------ Records shown
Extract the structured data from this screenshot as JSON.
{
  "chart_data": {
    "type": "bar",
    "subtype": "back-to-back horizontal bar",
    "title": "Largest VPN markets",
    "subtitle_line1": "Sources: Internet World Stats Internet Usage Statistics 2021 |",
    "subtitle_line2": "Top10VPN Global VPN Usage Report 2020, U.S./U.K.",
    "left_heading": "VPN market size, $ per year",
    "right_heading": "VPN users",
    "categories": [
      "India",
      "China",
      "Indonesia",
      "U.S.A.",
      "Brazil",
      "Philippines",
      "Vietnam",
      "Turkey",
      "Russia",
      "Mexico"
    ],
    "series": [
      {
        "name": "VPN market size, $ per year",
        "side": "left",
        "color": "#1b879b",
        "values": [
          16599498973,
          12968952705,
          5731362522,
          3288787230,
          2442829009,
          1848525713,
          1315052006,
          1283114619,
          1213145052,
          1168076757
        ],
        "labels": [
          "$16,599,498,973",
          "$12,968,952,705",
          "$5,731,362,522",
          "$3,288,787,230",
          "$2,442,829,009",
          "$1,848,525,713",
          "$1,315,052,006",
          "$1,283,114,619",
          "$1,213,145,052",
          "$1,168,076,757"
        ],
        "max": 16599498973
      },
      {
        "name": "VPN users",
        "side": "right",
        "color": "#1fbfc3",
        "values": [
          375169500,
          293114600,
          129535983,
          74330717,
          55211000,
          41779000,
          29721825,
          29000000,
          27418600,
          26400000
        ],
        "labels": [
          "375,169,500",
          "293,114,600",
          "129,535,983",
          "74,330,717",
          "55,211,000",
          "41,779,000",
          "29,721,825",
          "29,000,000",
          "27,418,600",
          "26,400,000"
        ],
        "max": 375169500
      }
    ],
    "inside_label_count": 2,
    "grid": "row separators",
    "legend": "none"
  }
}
------------
- _What you should do_
From the records above, extract every line exactly as it stands.

- _Worked answer_
Extract the structured data from this screenshot as JSON.
{
  "chart_data": {
    "type": "bar",
    "subtype": "back-to-back horizontal bar",
    "title": "Largest VPN markets",
    "subtitle_line1": "Sources: Internet World Stats Internet Usage Statistics 2021 |",
    "subtitle_line2": "Top10VPN Global VPN Usage Report 2020, U.S./U.K.",
    "left_heading": "VPN market size, $ per year",
    "right_heading": "VPN users",
    "categories": [
      "India",
      "China",
      "Indonesia",
      "U.S.A.",
      "Brazil",
      "Philippines",
      "Vietnam",
      "Turkey",
      "Russia",
      "Mexico"
    ],
    "series": [
      {
        "name": "VPN market size, $ per year",
        "side": "left",
        "color": "#1b879b",
        "values": [
          16599498973,
          12968952705,
          5731362522,
          3288787230,
          2442829009,
          1848525713,
          1315052006,
          1283114619,
          1213145052,
          1168076757
        ],
        "labels": [
          "$16,599,498,973",
          "$12,968,952,705",
          "$5,731,362,522",
          "$3,288,787,230",
          "$2,442,829,009",
          "$1,848,525,713",
          "$1,315,052,006",
          "$1,283,114,619",
          "$1,213,145,052",
          "$1,168,076,757"
        ],
        "max": 16599498973
      },
      {
        "name": "VPN users",
        "side": "right",
        "color": "#1fbfc3",
        "values": [
          375169500,
          293114600,
          129535983,
          74330717,
          55211000,
          41779000,
          29721825,
          29000000,
          27418600,
          26400000
        ],
        "labels": [
          "375,169,500",
          "293,114,600",
          "129,535,983",
          "74,330,717",
          "55,211,000",
          "41,779,000",
          "29,721,825",
          "29,000,000",
          "27,418,600",
          "26,400,000"
        ],
        "max": 375169500
      }
    ],
    "inside_label_count": 2,
    "grid": "row separators",
    "legend": "none"
  }
}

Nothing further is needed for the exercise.